The listing below should be printed exactly, every line of it. Skip the pictures.

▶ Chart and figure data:

◇ ◇ ◇ ◇ ◇ ◇ ◇

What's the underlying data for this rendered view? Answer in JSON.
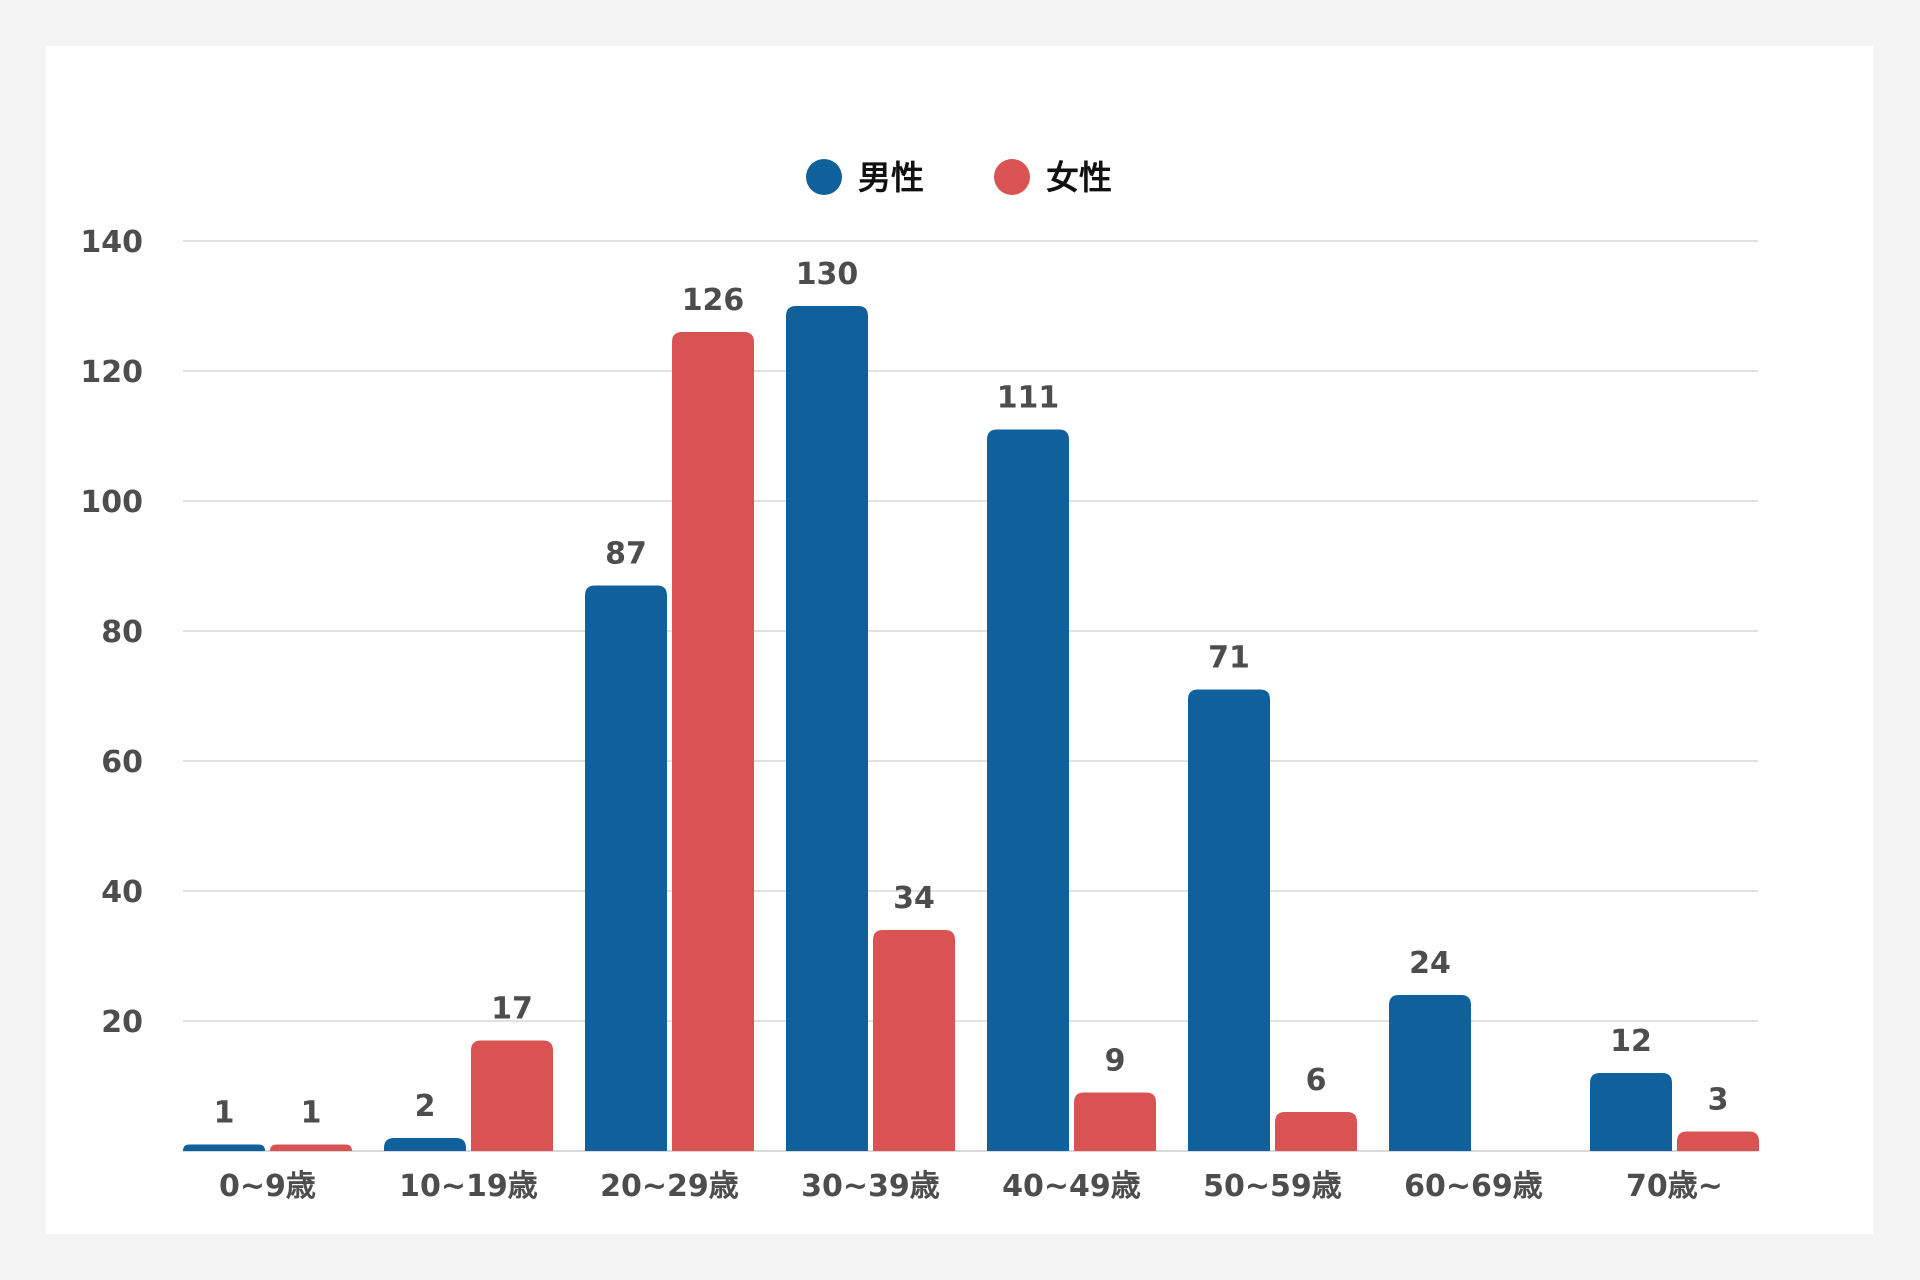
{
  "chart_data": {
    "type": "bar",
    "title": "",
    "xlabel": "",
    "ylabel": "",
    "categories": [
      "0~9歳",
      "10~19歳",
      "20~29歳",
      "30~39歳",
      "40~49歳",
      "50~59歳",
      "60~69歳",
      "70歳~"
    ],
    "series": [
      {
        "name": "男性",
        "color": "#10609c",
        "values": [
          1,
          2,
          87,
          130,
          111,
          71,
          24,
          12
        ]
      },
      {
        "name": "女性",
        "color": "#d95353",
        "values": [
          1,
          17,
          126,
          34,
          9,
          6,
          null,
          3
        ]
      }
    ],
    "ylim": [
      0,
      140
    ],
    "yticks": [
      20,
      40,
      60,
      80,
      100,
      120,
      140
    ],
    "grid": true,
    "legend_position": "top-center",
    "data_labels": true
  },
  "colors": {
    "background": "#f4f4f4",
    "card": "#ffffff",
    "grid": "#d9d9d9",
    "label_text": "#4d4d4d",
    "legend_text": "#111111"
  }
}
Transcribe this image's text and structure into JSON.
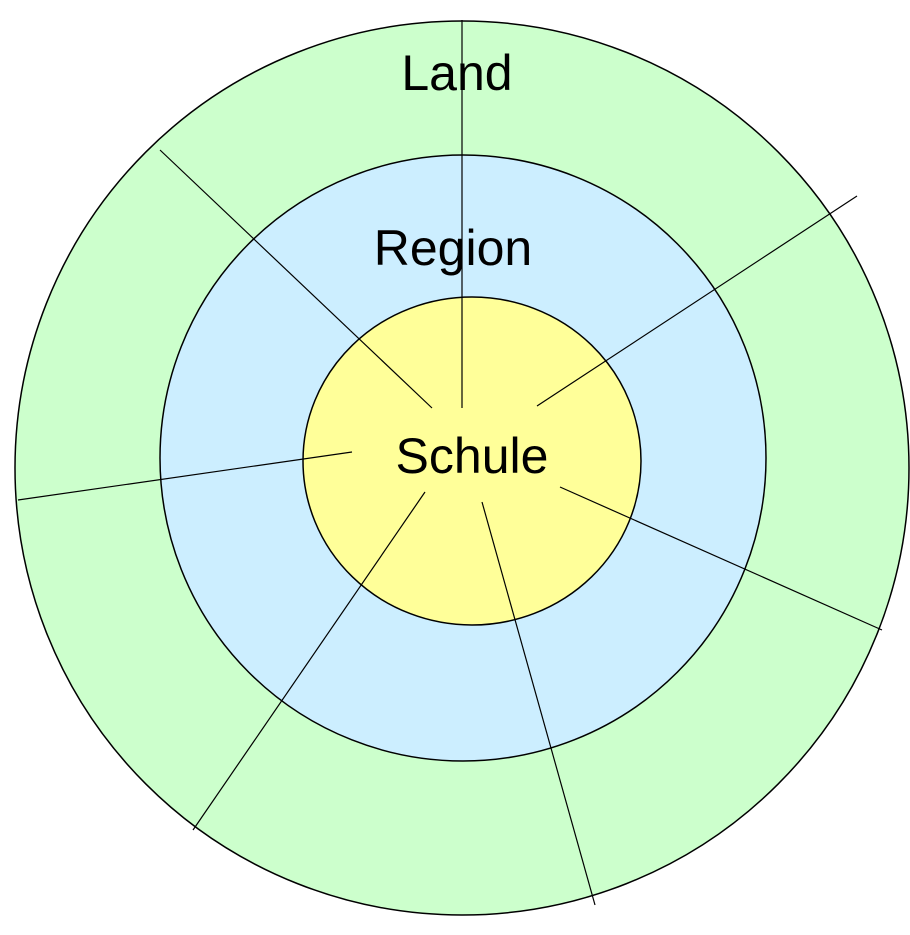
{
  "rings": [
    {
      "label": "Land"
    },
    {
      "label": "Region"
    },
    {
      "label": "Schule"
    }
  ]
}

◇ ◇ ◇ ◇ ◇ ◇ ◇

▶ WRITTEN REPLY:
What's the underlying data for this rendered view? Answer in JSON.
{
  "chart_data": {
    "type": "bar",
    "title": "",
    "xlabel": "",
    "ylabel": "",
    "categories": [
      "0~9歳",
      "10~19歳",
      "20~29歳",
      "30~39歳",
      "40~49歳",
      "50~59歳",
      "60~69歳",
      "70歳~"
    ],
    "series": [
      {
        "name": "男性",
        "color": "#10609c",
        "values": [
          1,
          2,
          87,
          130,
          111,
          71,
          24,
          12
        ]
      },
      {
        "name": "女性",
        "color": "#d95353",
        "values": [
          1,
          17,
          126,
          34,
          9,
          6,
          null,
          3
        ]
      }
    ],
    "ylim": [
      0,
      140
    ],
    "yticks": [
      20,
      40,
      60,
      80,
      100,
      120,
      140
    ],
    "grid": true,
    "legend_position": "top-center",
    "data_labels": true
  },
  "colors": {
    "background": "#f4f4f4",
    "card": "#ffffff",
    "grid": "#d9d9d9",
    "label_text": "#4d4d4d",
    "legend_text": "#111111"
  }
}
Transcribe this image's text and structure into JSON.
{
  "rings": [
    {
      "label": "Land"
    },
    {
      "label": "Region"
    },
    {
      "label": "Schule"
    }
  ]
}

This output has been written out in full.